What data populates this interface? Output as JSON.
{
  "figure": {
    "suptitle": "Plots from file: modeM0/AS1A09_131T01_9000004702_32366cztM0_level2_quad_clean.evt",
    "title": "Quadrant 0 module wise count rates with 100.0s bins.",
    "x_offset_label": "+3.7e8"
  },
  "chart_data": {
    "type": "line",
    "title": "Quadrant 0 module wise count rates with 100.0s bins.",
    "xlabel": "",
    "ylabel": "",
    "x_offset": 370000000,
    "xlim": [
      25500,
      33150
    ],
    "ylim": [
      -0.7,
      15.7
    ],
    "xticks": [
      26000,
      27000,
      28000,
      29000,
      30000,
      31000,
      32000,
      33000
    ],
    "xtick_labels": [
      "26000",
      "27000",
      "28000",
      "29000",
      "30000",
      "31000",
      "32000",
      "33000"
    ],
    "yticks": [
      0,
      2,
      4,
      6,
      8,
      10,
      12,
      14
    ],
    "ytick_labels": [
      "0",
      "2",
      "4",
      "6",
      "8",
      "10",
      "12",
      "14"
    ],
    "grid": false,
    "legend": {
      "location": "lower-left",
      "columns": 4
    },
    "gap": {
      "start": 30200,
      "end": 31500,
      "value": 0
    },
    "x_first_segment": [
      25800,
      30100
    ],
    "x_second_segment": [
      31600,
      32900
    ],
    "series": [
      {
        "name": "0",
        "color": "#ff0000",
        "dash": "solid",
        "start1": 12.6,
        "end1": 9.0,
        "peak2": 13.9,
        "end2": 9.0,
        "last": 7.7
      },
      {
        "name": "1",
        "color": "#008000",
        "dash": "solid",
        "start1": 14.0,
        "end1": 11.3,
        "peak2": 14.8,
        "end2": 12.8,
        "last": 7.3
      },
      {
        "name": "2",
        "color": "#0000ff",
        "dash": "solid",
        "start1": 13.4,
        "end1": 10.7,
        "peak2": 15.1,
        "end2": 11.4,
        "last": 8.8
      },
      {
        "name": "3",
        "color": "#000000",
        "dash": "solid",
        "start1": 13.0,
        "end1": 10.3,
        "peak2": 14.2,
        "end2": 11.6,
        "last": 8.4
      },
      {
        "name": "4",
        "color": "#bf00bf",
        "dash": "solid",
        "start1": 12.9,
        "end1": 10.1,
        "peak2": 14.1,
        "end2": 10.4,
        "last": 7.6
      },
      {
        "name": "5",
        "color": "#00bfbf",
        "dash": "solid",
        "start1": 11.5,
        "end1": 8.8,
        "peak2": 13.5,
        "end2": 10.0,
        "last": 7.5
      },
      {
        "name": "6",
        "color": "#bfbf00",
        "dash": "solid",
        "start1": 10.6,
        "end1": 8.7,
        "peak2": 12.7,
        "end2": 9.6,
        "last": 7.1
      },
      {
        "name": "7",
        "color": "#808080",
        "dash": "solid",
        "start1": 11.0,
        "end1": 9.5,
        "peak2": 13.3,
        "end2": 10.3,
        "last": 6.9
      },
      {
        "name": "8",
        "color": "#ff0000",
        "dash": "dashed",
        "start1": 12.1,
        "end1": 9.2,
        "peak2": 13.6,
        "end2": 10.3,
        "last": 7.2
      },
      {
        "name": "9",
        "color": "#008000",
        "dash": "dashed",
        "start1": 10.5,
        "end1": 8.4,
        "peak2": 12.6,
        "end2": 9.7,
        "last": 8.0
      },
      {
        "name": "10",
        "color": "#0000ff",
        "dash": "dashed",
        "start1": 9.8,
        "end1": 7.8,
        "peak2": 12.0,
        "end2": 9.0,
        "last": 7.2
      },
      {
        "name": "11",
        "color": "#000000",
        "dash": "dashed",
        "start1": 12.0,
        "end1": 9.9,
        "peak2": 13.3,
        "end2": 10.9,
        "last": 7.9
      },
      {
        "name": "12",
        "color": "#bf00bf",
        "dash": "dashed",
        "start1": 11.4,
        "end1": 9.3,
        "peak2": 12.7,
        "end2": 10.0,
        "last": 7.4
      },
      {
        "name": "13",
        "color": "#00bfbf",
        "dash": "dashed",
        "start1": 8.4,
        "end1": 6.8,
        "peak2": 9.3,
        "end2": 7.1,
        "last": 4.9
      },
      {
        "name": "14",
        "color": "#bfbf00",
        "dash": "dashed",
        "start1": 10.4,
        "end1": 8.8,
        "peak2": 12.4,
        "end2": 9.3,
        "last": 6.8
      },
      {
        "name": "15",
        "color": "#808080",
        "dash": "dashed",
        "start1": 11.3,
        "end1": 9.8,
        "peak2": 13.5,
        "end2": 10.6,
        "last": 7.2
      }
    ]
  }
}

★ ★ ★ ★ ★ ★ ★

What you should do :: Write out the material from the first line to the last, exactly.

Output below ::
What data populates this interface? Output as JSON.
{
  "figure": {
    "suptitle": "Plots from file: modeM0/AS1A09_131T01_9000004702_32366cztM0_level2_quad_clean.evt",
    "title": "Quadrant 0 module wise count rates with 100.0s bins.",
    "x_offset_label": "+3.7e8"
  },
  "chart_data": {
    "type": "line",
    "title": "Quadrant 0 module wise count rates with 100.0s bins.",
    "xlabel": "",
    "ylabel": "",
    "x_offset": 370000000,
    "xlim": [
      25500,
      33150
    ],
    "ylim": [
      -0.7,
      15.7
    ],
    "xticks": [
      26000,
      27000,
      28000,
      29000,
      30000,
      31000,
      32000,
      33000
    ],
    "xtick_labels": [
      "26000",
      "27000",
      "28000",
      "29000",
      "30000",
      "31000",
      "32000",
      "33000"
    ],
    "yticks": [
      0,
      2,
      4,
      6,
      8,
      10,
      12,
      14
    ],
    "ytick_labels": [
      "0",
      "2",
      "4",
      "6",
      "8",
      "10",
      "12",
      "14"
    ],
    "grid": false,
    "legend": {
      "location": "lower-left",
      "columns": 4
    },
    "gap": {
      "start": 30200,
      "end": 31500,
      "value": 0
    },
    "x_first_segment": [
      25800,
      30100
    ],
    "x_second_segment": [
      31600,
      32900
    ],
    "series": [
      {
        "name": "0",
        "color": "#ff0000",
        "dash": "solid",
        "start1": 12.6,
        "end1": 9.0,
        "peak2": 13.9,
        "end2": 9.0,
        "last": 7.7
      },
      {
        "name": "1",
        "color": "#008000",
        "dash": "solid",
        "start1": 14.0,
        "end1": 11.3,
        "peak2": 14.8,
        "end2": 12.8,
        "last": 7.3
      },
      {
        "name": "2",
        "color": "#0000ff",
        "dash": "solid",
        "start1": 13.4,
        "end1": 10.7,
        "peak2": 15.1,
        "end2": 11.4,
        "last": 8.8
      },
      {
        "name": "3",
        "color": "#000000",
        "dash": "solid",
        "start1": 13.0,
        "end1": 10.3,
        "peak2": 14.2,
        "end2": 11.6,
        "last": 8.4
      },
      {
        "name": "4",
        "color": "#bf00bf",
        "dash": "solid",
        "start1": 12.9,
        "end1": 10.1,
        "peak2": 14.1,
        "end2": 10.4,
        "last": 7.6
      },
      {
        "name": "5",
        "color": "#00bfbf",
        "dash": "solid",
        "start1": 11.5,
        "end1": 8.8,
        "peak2": 13.5,
        "end2": 10.0,
        "last": 7.5
      },
      {
        "name": "6",
        "color": "#bfbf00",
        "dash": "solid",
        "start1": 10.6,
        "end1": 8.7,
        "peak2": 12.7,
        "end2": 9.6,
        "last": 7.1
      },
      {
        "name": "7",
        "color": "#808080",
        "dash": "solid",
        "start1": 11.0,
        "end1": 9.5,
        "peak2": 13.3,
        "end2": 10.3,
        "last": 6.9
      },
      {
        "name": "8",
        "color": "#ff0000",
        "dash": "dashed",
        "start1": 12.1,
        "end1": 9.2,
        "peak2": 13.6,
        "end2": 10.3,
        "last": 7.2
      },
      {
        "name": "9",
        "color": "#008000",
        "dash": "dashed",
        "start1": 10.5,
        "end1": 8.4,
        "peak2": 12.6,
        "end2": 9.7,
        "last": 8.0
      },
      {
        "name": "10",
        "color": "#0000ff",
        "dash": "dashed",
        "start1": 9.8,
        "end1": 7.8,
        "peak2": 12.0,
        "end2": 9.0,
        "last": 7.2
      },
      {
        "name": "11",
        "color": "#000000",
        "dash": "dashed",
        "start1": 12.0,
        "end1": 9.9,
        "peak2": 13.3,
        "end2": 10.9,
        "last": 7.9
      },
      {
        "name": "12",
        "color": "#bf00bf",
        "dash": "dashed",
        "start1": 11.4,
        "end1": 9.3,
        "peak2": 12.7,
        "end2": 10.0,
        "last": 7.4
      },
      {
        "name": "13",
        "color": "#00bfbf",
        "dash": "dashed",
        "start1": 8.4,
        "end1": 6.8,
        "peak2": 9.3,
        "end2": 7.1,
        "last": 4.9
      },
      {
        "name": "14",
        "color": "#bfbf00",
        "dash": "dashed",
        "start1": 10.4,
        "end1": 8.8,
        "peak2": 12.4,
        "end2": 9.3,
        "last": 6.8
      },
      {
        "name": "15",
        "color": "#808080",
        "dash": "dashed",
        "start1": 11.3,
        "end1": 9.8,
        "peak2": 13.5,
        "end2": 10.6,
        "last": 7.2
      }
    ]
  }
}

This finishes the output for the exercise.